#### INSTRUCTIONS TO FOLLOW
For the copy, please give all of the data again exactly and leave the pictures out.

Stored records
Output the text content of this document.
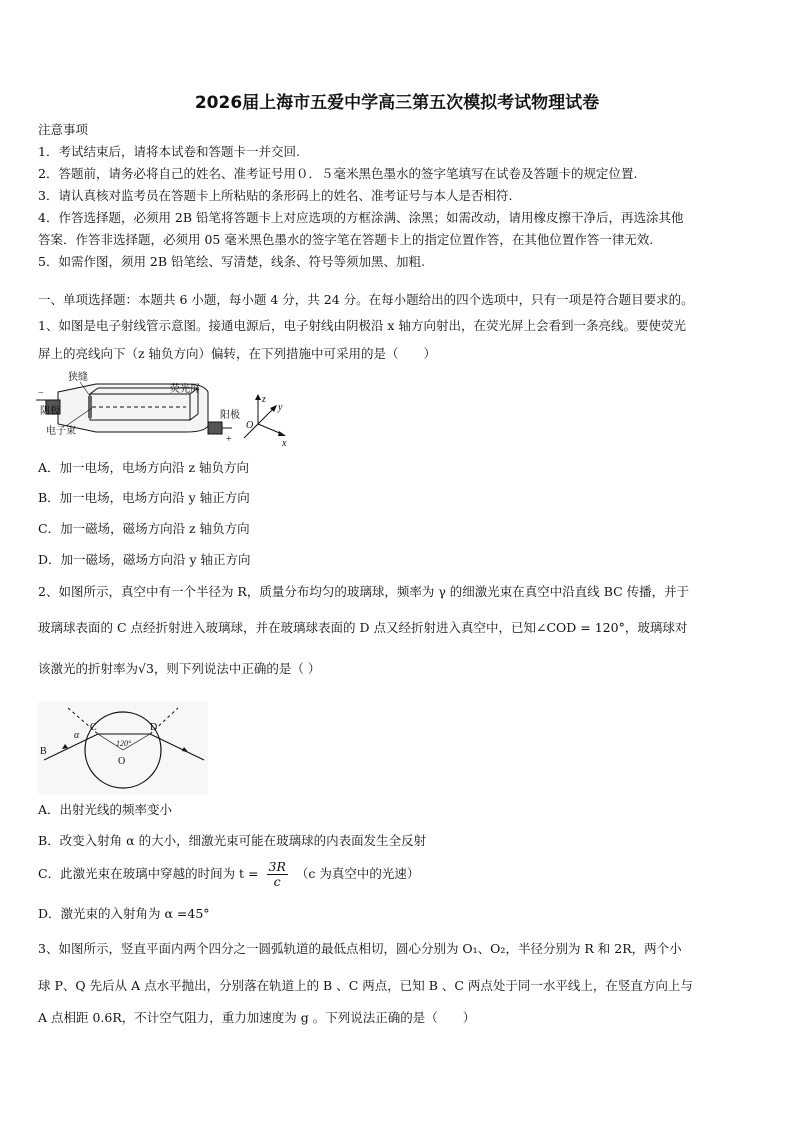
2026届上海市五爱中学高三第五次模拟考试物理试卷
注意事项
1．考试结束后，请将本试卷和答题卡一并交回.
2．答题前，请务必将自己的姓名、准考证号用０．５毫米黑色墨水的签字笔填写在试卷及答题卡的规定位置.
3．请认真核对监考员在答题卡上所粘贴的条形码上的姓名、准考证号与本人是否相符.
4．作答选择题，必须用 2B 铅笔将答题卡上对应选项的方框涂满、涂黑；如需改动，请用橡皮擦干净后，再选涂其他
答案．作答非选择题，必须用 05 毫米黑色墨水的签字笔在答题卡上的指定位置作答，在其他位置作答一律无效.
5．如需作图，须用 2B 铅笔绘、写清楚，线条、符号等须加黑、加粗.
一、单项选择题：本题共 6 小题，每小题 4 分，共 24 分。在每小题给出的四个选项中，只有一项是符合题目要求的。
1、如图是电子射线管示意图。接通电源后，电子射线由阴极沿 x 轴方向射出，在荧光屏上会看到一条亮线。要使荧光
屏上的亮线向下（z 轴负方向）偏转，在下列措施中可采用的是（　　）
−
狭缝
荧光屏
阴极
电子束
阳极
+
z
y
x
O
A．加一电场，电场方向沿 z 轴负方向
B．加一电场，电场方向沿 y 轴正方向
C．加一磁场，磁场方向沿 z 轴负方向
D．加一磁场，磁场方向沿 y 轴正方向
2、如图所示，真空中有一个半径为 R，质量分布均匀的玻璃球，频率为 γ 的细激光束在真空中沿直线 BC 传播，并于
玻璃球表面的 C 点经折射进入玻璃球，并在玻璃球表面的 D 点又经折射进入真空中，已知∠COD = 120°，玻璃球对
该激光的折射率为√3，则下列说法中正确的是（ ）
B
C	D
O
α
120°
A．出射光线的频率变小
B．改变入射角 α 的大小，细激光束可能在玻璃球的内表面发生全反射
C．此激光束在玻璃中穿越的时间为 $t = \frac{3R}{c} (c$ 为真空中的光速）
D．激光束的入射角为 α =45°
3、如图所示，竖直平面内两个四分之一圆弧轨道的最低点相切，圆心分别为 O₁、O₂，半径分别为 R 和 2R，两个小
球 P、Q 先后从 A 点水平抛出，分别落在轨道上的 B 、C 两点，已知 B 、C 两点处于同一水平线上，在竖直方向上与
A 点相距 0.6R，不计空气阻力，重力加速度为 g 。下列说法正确的是（　　）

#### WRITTEN RESPONSE
Output the text content of this document.
2026届上海市五爱中学高三第五次模拟考试物理试卷
注意事项
1．考试结束后，请将本试卷和答题卡一并交回.
2．答题前，请务必将自己的姓名、准考证号用０．５毫米黑色墨水的签字笔填写在试卷及答题卡的规定位置.
3．请认真核对监考员在答题卡上所粘贴的条形码上的姓名、准考证号与本人是否相符.
4．作答选择题，必须用 2B 铅笔将答题卡上对应选项的方框涂满、涂黑；如需改动，请用橡皮擦干净后，再选涂其他
答案．作答非选择题，必须用 05 毫米黑色墨水的签字笔在答题卡上的指定位置作答，在其他位置作答一律无效.
5．如需作图，须用 2B 铅笔绘、写清楚，线条、符号等须加黑、加粗.
一、单项选择题：本题共 6 小题，每小题 4 分，共 24 分。在每小题给出的四个选项中，只有一项是符合题目要求的。
1、如图是电子射线管示意图。接通电源后，电子射线由阴极沿 x 轴方向射出，在荧光屏上会看到一条亮线。要使荧光
屏上的亮线向下（z 轴负方向）偏转，在下列措施中可采用的是（　　）
−
狭缝
荧光屏
阴极
电子束
阳极
+
z
y
x
O
A．加一电场，电场方向沿 z 轴负方向
B．加一电场，电场方向沿 y 轴正方向
C．加一磁场，磁场方向沿 z 轴负方向
D．加一磁场，磁场方向沿 y 轴正方向
2、如图所示，真空中有一个半径为 R，质量分布均匀的玻璃球，频率为 γ 的细激光束在真空中沿直线 BC 传播，并于
玻璃球表面的 C 点经折射进入玻璃球，并在玻璃球表面的 D 点又经折射进入真空中，已知∠COD = 120°，玻璃球对
该激光的折射率为√3，则下列说法中正确的是（ ）
B
C	D
O
α
120°
A．出射光线的频率变小
B．改变入射角 α 的大小，细激光束可能在玻璃球的内表面发生全反射
C．此激光束在玻璃中穿越的时间为 $t = \frac{3R}{c} (c$ 为真空中的光速）
D．激光束的入射角为 α =45°
3、如图所示，竖直平面内两个四分之一圆弧轨道的最低点相切，圆心分别为 O₁、O₂，半径分别为 R 和 2R，两个小
球 P、Q 先后从 A 点水平抛出，分别落在轨道上的 B 、C 两点，已知 B 、C 两点处于同一水平线上，在竖直方向上与
A 点相距 0.6R，不计空气阻力，重力加速度为 g 。下列说法正确的是（　　）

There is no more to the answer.